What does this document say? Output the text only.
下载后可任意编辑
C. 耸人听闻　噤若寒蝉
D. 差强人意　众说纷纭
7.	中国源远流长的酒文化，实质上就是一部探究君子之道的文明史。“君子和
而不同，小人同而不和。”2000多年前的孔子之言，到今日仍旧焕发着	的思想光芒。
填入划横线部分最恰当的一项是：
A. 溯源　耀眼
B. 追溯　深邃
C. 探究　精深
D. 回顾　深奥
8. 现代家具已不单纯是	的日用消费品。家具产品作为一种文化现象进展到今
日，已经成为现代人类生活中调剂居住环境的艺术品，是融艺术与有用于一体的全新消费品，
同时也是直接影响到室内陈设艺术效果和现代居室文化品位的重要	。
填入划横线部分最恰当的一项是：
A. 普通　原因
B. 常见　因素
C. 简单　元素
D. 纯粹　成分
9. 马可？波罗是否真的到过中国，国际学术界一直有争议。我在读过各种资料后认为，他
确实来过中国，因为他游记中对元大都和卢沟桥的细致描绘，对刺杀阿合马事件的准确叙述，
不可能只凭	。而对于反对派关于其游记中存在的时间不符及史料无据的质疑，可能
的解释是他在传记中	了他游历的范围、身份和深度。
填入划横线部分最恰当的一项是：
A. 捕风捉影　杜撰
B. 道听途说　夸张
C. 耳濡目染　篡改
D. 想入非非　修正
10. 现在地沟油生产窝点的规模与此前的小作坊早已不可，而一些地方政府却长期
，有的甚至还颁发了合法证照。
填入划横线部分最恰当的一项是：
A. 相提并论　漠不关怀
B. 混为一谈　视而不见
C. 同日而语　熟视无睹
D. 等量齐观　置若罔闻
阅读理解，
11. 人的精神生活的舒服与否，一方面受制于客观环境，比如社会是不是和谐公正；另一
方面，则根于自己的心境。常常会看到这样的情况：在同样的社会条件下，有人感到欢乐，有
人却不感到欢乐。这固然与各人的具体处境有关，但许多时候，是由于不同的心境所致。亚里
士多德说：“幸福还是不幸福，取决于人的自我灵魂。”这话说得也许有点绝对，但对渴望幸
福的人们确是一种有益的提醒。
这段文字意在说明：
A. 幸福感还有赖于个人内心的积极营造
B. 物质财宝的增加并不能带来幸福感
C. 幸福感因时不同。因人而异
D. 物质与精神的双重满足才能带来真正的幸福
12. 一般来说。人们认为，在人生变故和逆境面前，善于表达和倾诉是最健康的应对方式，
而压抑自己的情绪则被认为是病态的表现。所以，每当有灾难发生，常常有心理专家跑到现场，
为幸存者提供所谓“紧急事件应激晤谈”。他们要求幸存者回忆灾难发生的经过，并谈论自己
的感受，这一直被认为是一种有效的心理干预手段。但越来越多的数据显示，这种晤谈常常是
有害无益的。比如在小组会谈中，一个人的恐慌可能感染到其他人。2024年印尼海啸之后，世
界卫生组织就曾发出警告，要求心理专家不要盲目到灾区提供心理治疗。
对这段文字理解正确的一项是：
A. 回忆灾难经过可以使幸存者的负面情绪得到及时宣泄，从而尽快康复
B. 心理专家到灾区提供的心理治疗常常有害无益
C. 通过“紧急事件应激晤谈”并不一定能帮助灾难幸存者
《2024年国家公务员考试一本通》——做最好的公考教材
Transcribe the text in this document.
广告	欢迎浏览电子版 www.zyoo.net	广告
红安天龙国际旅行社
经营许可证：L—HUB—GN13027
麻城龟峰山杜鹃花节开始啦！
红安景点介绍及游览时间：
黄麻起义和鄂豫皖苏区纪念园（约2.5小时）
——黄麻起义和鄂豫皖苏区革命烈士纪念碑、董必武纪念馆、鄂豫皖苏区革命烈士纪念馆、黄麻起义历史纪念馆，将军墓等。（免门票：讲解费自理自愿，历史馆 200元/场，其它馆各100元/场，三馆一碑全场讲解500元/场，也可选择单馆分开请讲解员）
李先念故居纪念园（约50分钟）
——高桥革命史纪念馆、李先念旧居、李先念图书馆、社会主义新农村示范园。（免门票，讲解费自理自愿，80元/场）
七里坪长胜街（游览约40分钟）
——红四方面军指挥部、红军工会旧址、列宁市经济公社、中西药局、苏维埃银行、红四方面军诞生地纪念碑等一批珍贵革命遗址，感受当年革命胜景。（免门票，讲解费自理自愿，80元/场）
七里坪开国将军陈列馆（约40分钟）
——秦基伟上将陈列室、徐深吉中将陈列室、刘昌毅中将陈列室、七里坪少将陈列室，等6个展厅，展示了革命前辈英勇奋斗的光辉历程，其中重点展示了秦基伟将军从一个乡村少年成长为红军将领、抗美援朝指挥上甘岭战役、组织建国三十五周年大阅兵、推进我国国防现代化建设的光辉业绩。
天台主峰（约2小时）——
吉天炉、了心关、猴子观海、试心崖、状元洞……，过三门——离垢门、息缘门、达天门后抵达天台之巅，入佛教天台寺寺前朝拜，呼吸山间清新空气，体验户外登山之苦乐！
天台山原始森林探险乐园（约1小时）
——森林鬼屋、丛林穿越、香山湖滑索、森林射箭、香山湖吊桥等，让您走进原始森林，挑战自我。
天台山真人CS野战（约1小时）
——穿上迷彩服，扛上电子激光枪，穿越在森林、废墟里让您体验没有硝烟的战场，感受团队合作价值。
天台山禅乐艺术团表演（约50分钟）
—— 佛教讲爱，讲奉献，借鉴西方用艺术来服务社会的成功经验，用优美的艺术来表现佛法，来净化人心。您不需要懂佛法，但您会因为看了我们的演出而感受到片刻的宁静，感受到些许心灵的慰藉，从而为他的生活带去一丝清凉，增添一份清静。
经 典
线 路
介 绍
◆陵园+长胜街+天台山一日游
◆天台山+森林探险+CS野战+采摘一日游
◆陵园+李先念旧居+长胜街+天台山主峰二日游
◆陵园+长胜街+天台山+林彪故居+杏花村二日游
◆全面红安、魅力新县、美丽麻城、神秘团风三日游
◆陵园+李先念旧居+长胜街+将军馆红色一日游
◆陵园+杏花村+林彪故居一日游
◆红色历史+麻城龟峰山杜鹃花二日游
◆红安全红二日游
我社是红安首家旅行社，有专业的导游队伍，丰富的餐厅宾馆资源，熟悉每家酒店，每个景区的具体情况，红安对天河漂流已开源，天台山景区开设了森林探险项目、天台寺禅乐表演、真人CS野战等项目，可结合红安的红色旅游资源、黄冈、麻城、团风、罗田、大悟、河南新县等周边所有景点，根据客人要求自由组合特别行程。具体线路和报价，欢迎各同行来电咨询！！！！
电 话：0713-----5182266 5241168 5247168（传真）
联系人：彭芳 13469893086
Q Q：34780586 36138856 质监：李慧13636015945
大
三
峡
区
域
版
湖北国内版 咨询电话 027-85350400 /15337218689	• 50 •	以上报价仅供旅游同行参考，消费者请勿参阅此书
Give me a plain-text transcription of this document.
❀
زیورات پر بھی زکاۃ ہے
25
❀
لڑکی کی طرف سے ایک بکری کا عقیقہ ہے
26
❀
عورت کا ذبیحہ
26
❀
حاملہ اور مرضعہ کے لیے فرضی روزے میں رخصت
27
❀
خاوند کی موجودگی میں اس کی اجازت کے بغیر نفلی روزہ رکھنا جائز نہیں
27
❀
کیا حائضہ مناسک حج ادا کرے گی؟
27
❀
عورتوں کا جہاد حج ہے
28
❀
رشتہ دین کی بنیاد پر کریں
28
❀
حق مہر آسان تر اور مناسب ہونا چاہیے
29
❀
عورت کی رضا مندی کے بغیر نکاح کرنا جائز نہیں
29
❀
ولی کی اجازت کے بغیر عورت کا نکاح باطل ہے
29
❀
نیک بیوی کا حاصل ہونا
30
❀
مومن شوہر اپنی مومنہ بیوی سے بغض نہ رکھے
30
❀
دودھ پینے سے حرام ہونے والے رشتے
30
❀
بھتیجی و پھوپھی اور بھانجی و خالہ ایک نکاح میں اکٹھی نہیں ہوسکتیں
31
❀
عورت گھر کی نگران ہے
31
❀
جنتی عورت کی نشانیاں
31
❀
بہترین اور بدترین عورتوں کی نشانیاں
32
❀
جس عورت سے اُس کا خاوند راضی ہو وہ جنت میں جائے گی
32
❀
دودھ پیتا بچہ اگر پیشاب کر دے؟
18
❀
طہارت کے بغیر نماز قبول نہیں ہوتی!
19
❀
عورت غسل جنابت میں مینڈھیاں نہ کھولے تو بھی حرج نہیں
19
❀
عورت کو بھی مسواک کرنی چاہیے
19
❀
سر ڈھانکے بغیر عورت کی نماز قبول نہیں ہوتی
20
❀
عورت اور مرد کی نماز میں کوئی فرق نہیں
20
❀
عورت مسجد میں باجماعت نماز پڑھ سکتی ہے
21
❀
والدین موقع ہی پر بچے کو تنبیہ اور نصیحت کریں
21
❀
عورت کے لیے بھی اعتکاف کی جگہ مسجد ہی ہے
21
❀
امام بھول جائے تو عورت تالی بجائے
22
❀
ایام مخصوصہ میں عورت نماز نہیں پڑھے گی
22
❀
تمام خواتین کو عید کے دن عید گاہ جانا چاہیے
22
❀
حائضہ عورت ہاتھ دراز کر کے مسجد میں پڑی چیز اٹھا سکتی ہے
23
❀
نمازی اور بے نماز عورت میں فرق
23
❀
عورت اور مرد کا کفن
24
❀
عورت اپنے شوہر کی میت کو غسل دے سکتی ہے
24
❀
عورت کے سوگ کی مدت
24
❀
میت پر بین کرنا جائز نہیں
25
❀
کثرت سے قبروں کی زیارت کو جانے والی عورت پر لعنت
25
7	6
◇ ◇ ◇ ◇ ◇
** Given task **
Tally up the lines holding the string "李先念旧居" in this listing, and report the total alone.

** Result of this exercise **
3